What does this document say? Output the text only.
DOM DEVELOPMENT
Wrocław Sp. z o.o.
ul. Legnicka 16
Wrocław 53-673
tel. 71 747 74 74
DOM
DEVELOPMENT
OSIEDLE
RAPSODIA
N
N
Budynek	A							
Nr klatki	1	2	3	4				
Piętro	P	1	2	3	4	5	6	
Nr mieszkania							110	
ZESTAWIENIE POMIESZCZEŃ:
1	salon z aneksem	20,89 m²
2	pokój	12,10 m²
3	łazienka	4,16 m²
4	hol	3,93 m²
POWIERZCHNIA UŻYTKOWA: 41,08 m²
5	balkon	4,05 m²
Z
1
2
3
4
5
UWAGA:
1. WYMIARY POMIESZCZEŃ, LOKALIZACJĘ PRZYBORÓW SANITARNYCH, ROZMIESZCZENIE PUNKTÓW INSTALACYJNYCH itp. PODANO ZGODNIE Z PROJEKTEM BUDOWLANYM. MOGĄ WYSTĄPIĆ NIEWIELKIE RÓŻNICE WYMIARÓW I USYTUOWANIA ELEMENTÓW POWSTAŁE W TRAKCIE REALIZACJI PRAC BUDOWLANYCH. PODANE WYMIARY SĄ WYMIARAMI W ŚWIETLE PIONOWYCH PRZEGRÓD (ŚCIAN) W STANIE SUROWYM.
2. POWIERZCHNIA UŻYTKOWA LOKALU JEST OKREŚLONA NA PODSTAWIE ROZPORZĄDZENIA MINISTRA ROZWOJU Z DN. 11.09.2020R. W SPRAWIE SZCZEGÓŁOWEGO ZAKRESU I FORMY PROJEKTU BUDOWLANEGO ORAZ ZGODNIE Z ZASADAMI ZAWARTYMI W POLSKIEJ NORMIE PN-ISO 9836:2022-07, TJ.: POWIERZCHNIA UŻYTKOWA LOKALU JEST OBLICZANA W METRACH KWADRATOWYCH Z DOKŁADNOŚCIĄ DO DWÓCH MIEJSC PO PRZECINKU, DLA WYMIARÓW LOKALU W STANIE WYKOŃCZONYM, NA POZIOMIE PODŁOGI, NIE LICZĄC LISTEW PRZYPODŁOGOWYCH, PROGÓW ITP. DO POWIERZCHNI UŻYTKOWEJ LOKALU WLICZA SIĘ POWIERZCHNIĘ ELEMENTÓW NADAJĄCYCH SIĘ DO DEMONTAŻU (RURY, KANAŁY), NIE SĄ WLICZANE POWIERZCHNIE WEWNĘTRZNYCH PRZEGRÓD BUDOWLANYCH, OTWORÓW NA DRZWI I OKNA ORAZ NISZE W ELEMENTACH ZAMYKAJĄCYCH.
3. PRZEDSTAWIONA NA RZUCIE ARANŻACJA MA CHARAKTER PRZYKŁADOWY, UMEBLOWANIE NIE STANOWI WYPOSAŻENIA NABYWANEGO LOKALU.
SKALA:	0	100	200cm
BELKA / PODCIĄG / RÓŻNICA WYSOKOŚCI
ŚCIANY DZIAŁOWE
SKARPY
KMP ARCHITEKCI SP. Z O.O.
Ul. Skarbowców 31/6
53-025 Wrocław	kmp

**TASK DESCRIPTION:** The records above should be returned exactly.

**TASK OUTPUT:**
What does this document say? Output the text only.
DOM DEVELOPMENT
Wrocław Sp. z o.o.
ul. Legnicka 16
Wrocław 53-673
tel. 71 747 74 74
DOM
DEVELOPMENT
OSIEDLE
RAPSODIA
N
N
Budynek	A							
Nr klatki	1	2	3	4				
Piętro	P	1	2	3	4	5	6	
Nr mieszkania							110	
ZESTAWIENIE POMIESZCZEŃ:
1	salon z aneksem	20,89 m²
2	pokój	12,10 m²
3	łazienka	4,16 m²
4	hol	3,93 m²
POWIERZCHNIA UŻYTKOWA: 41,08 m²
5	balkon	4,05 m²
Z
1
2
3
4
5
UWAGA:
1. WYMIARY POMIESZCZEŃ, LOKALIZACJĘ PRZYBORÓW SANITARNYCH, ROZMIESZCZENIE PUNKTÓW INSTALACYJNYCH itp. PODANO ZGODNIE Z PROJEKTEM BUDOWLANYM. MOGĄ WYSTĄPIĆ NIEWIELKIE RÓŻNICE WYMIARÓW I USYTUOWANIA ELEMENTÓW POWSTAŁE W TRAKCIE REALIZACJI PRAC BUDOWLANYCH. PODANE WYMIARY SĄ WYMIARAMI W ŚWIETLE PIONOWYCH PRZEGRÓD (ŚCIAN) W STANIE SUROWYM.
2. POWIERZCHNIA UŻYTKOWA LOKALU JEST OKREŚLONA NA PODSTAWIE ROZPORZĄDZENIA MINISTRA ROZWOJU Z DN. 11.09.2020R. W SPRAWIE SZCZEGÓŁOWEGO ZAKRESU I FORMY PROJEKTU BUDOWLANEGO ORAZ ZGODNIE Z ZASADAMI ZAWARTYMI W POLSKIEJ NORMIE PN-ISO 9836:2022-07, TJ.: POWIERZCHNIA UŻYTKOWA LOKALU JEST OBLICZANA W METRACH KWADRATOWYCH Z DOKŁADNOŚCIĄ DO DWÓCH MIEJSC PO PRZECINKU, DLA WYMIARÓW LOKALU W STANIE WYKOŃCZONYM, NA POZIOMIE PODŁOGI, NIE LICZĄC LISTEW PRZYPODŁOGOWYCH, PROGÓW ITP. DO POWIERZCHNI UŻYTKOWEJ LOKALU WLICZA SIĘ POWIERZCHNIĘ ELEMENTÓW NADAJĄCYCH SIĘ DO DEMONTAŻU (RURY, KANAŁY), NIE SĄ WLICZANE POWIERZCHNIE WEWNĘTRZNYCH PRZEGRÓD BUDOWLANYCH, OTWORÓW NA DRZWI I OKNA ORAZ NISZE W ELEMENTACH ZAMYKAJĄCYCH.
3. PRZEDSTAWIONA NA RZUCIE ARANŻACJA MA CHARAKTER PRZYKŁADOWY, UMEBLOWANIE NIE STANOWI WYPOSAŻENIA NABYWANEGO LOKALU.
SKALA:	0	100	200cm
BELKA / PODCIĄG / RÓŻNICA WYSOKOŚCI
ŚCIANY DZIAŁOWE
SKARPY
KMP ARCHITEKCI SP. Z O.O.
Ul. Skarbowców 31/6
53-025 Wrocław	kmp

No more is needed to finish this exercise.